> _EXERCISE OBJECTIVE_:
Copy out all lines with the word "request" in them.

> _MATERIAL SHOWN_:
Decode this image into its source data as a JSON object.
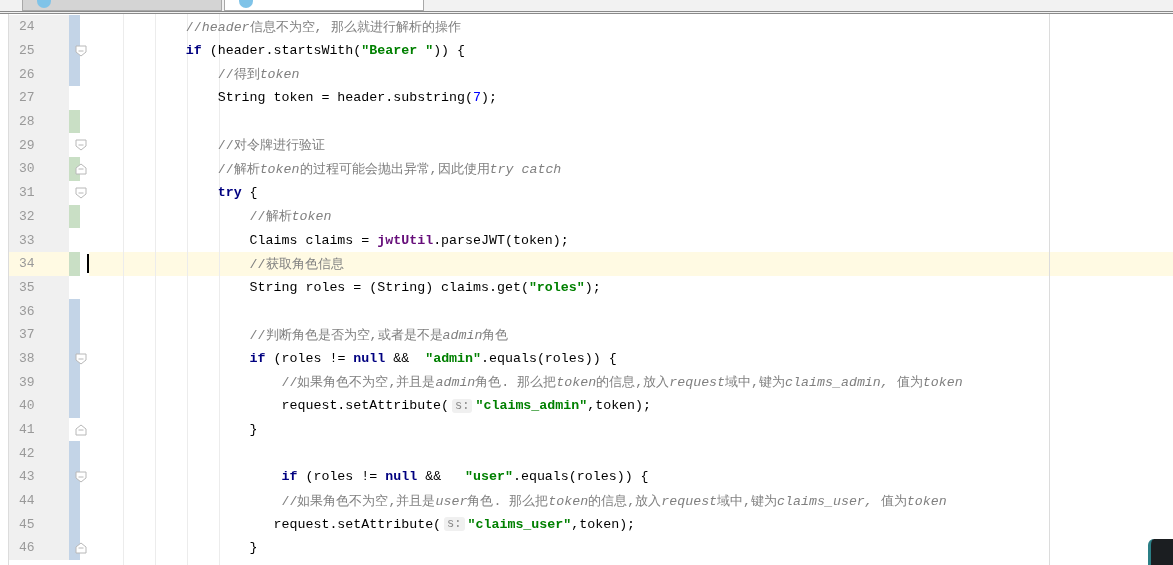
{
  "tabs": [
    {
      "selected": false
    },
    {
      "selected": true
    }
  ],
  "lines": [
    {
      "number": "24",
      "color": "#c3d4e7",
      "fold_open": false,
      "fold_close": false,
      "current": false,
      "tokens": [
        {
          "kind": "comment",
          "text": "            //"
        },
        {
          "kind": "comment_italic",
          "text": "header"
        },
        {
          "kind": "comment",
          "text": "信息不为空, 那么就进行解析的操作"
        }
      ]
    },
    {
      "number": "25",
      "color": "#c3d4e7",
      "fold_open": true,
      "fold_close": false,
      "current": false,
      "tokens": [
        {
          "kind": "keyword",
          "text": "            if"
        },
        {
          "kind": "plain",
          "text": " (header.startsWith("
        },
        {
          "kind": "string",
          "text": "\"Bearer \""
        },
        {
          "kind": "plain",
          "text": ")) {"
        }
      ]
    },
    {
      "number": "26",
      "color": "#c3d4e7",
      "fold_open": false,
      "fold_close": false,
      "current": false,
      "tokens": [
        {
          "kind": "comment",
          "text": "                //得到"
        },
        {
          "kind": "comment_italic",
          "text": "token"
        }
      ]
    },
    {
      "number": "27",
      "fold_open": false,
      "fold_close": false,
      "current": false,
      "tokens": [
        {
          "kind": "plain",
          "text": "                String token = header.substring("
        },
        {
          "kind": "number",
          "text": "7"
        },
        {
          "kind": "plain",
          "text": ");"
        }
      ]
    },
    {
      "number": "28",
      "color": "#c9dfc5",
      "fold_open": false,
      "fold_close": false,
      "current": false
    },
    {
      "number": "29",
      "fold_open": true,
      "fold_close": false,
      "current": false,
      "tokens": [
        {
          "kind": "comment",
          "text": "                //对令牌进行验证"
        }
      ]
    },
    {
      "number": "30",
      "color": "#c9dfc5",
      "fold_open": false,
      "fold_close": true,
      "current": false,
      "tokens": [
        {
          "kind": "comment",
          "text": "                //解析"
        },
        {
          "kind": "comment_italic",
          "text": "token"
        },
        {
          "kind": "comment",
          "text": "的过程可能会抛出异常,因此使用"
        },
        {
          "kind": "comment_italic",
          "text": "try catch"
        }
      ]
    },
    {
      "number": "31",
      "fold_open": true,
      "fold_close": false,
      "current": false,
      "tokens": [
        {
          "kind": "keyword",
          "text": "                try"
        },
        {
          "kind": "plain",
          "text": " {"
        }
      ]
    },
    {
      "number": "32",
      "color": "#c9dfc5",
      "fold_open": false,
      "fold_close": false,
      "current": false,
      "tokens": [
        {
          "kind": "comment",
          "text": "                    //解析"
        },
        {
          "kind": "comment_italic",
          "text": "token"
        }
      ]
    },
    {
      "number": "33",
      "fold_open": false,
      "fold_close": false,
      "current": false,
      "tokens": [
        {
          "kind": "plain",
          "text": "                    Claims claims = "
        },
        {
          "kind": "field",
          "text": "jwtUtil"
        },
        {
          "kind": "plain",
          "text": ".parseJWT(token);"
        }
      ]
    },
    {
      "number": "34",
      "color": "#c9dfc5",
      "fold_open": false,
      "fold_close": false,
      "current": true,
      "tokens": [
        {
          "kind": "comment",
          "text": "                    //获取角色信息"
        }
      ]
    },
    {
      "number": "35",
      "fold_open": false,
      "fold_close": false,
      "current": false,
      "tokens": [
        {
          "kind": "plain",
          "text": "                    String roles = (String) claims.get("
        },
        {
          "kind": "string",
          "text": "\"roles\""
        },
        {
          "kind": "plain",
          "text": ");"
        }
      ]
    },
    {
      "number": "36",
      "color": "#c3d4e7",
      "fold_open": false,
      "fold_close": false,
      "current": false
    },
    {
      "number": "37",
      "color": "#c3d4e7",
      "fold_open": false,
      "fold_close": false,
      "current": false,
      "tokens": [
        {
          "kind": "comment",
          "text": "                    //判断角色是否为空,或者是不是"
        },
        {
          "kind": "comment_italic",
          "text": "admin"
        },
        {
          "kind": "comment",
          "text": "角色"
        }
      ]
    },
    {
      "number": "38",
      "color": "#c3d4e7",
      "fold_open": true,
      "fold_close": false,
      "current": false,
      "tokens": [
        {
          "kind": "keyword",
          "text": "                    if"
        },
        {
          "kind": "plain",
          "text": " (roles != "
        },
        {
          "kind": "keyword",
          "text": "null"
        },
        {
          "kind": "plain",
          "text": " &&  "
        },
        {
          "kind": "string",
          "text": "\"admin\""
        },
        {
          "kind": "plain",
          "text": ".equals(roles)) {"
        }
      ]
    },
    {
      "number": "39",
      "color": "#c3d4e7",
      "fold_open": false,
      "fold_close": false,
      "current": false,
      "tokens": [
        {
          "kind": "comment",
          "text": "                        //如果角色不为空,并且是"
        },
        {
          "kind": "comment_italic",
          "text": "admin"
        },
        {
          "kind": "comment",
          "text": "角色. 那么把"
        },
        {
          "kind": "comment_italic",
          "text": "token"
        },
        {
          "kind": "comment",
          "text": "的信息,放入"
        },
        {
          "kind": "comment_italic",
          "text": "request"
        },
        {
          "kind": "comment",
          "text": "域中,键为"
        },
        {
          "kind": "comment_italic",
          "text": "claims_admin,"
        },
        {
          "kind": "comment",
          "text": " 值为"
        },
        {
          "kind": "comment_italic",
          "text": "token"
        }
      ]
    },
    {
      "number": "40",
      "color": "#c3d4e7",
      "fold_open": false,
      "fold_close": false,
      "current": false,
      "tokens": [
        {
          "kind": "plain",
          "text": "                        request.setAttribute("
        },
        {
          "kind": "hint",
          "text": "s:"
        },
        {
          "kind": "string",
          "text": "\"claims_admin\""
        },
        {
          "kind": "plain",
          "text": ",token);"
        }
      ]
    },
    {
      "number": "41",
      "fold_open": false,
      "fold_close": true,
      "current": false,
      "tokens": [
        {
          "kind": "plain",
          "text": "                    }"
        }
      ]
    },
    {
      "number": "42",
      "color": "#c3d4e7",
      "fold_open": false,
      "fold_close": false,
      "current": false
    },
    {
      "number": "43",
      "color": "#c3d4e7",
      "fold_open": true,
      "fold_close": false,
      "current": false,
      "tokens": [
        {
          "kind": "keyword",
          "text": "                        if"
        },
        {
          "kind": "plain",
          "text": " (roles != "
        },
        {
          "kind": "keyword",
          "text": "null"
        },
        {
          "kind": "plain",
          "text": " &&   "
        },
        {
          "kind": "string",
          "text": "\"user\""
        },
        {
          "kind": "plain",
          "text": ".equals(roles)) {"
        }
      ]
    },
    {
      "number": "44",
      "color": "#c3d4e7",
      "fold_open": false,
      "fold_close": false,
      "current": false,
      "tokens": [
        {
          "kind": "comment",
          "text": "                        //如果角色不为空,并且是"
        },
        {
          "kind": "comment_italic",
          "text": "user"
        },
        {
          "kind": "comment",
          "text": "角色. 那么把"
        },
        {
          "kind": "comment_italic",
          "text": "token"
        },
        {
          "kind": "comment",
          "text": "的信息,放入"
        },
        {
          "kind": "comment_italic",
          "text": "request"
        },
        {
          "kind": "comment",
          "text": "域中,键为"
        },
        {
          "kind": "comment_italic",
          "text": "claims_user,"
        },
        {
          "kind": "comment",
          "text": " 值为"
        },
        {
          "kind": "comment_italic",
          "text": "token"
        }
      ]
    },
    {
      "number": "45",
      "color": "#c3d4e7",
      "fold_open": false,
      "fold_close": false,
      "current": false,
      "tokens": [
        {
          "kind": "plain",
          "text": "                       request.setAttribute("
        },
        {
          "kind": "hint",
          "text": "s:"
        },
        {
          "kind": "string",
          "text": "\"claims_user\""
        },
        {
          "kind": "plain",
          "text": ",token);"
        }
      ]
    },
    {
      "number": "46",
      "color": "#c3d4e7",
      "fold_open": false,
      "fold_close": true,
      "current": false,
      "tokens": [
        {
          "kind": "plain",
          "text": "                    }"
        }
      ]
    }
  ]
}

> _COMPLETE RESPONSE_:
          "text": "request"
          "text": "                        request.setAttribute("
          "text": "request"
          "text": "                       request.setAttribute("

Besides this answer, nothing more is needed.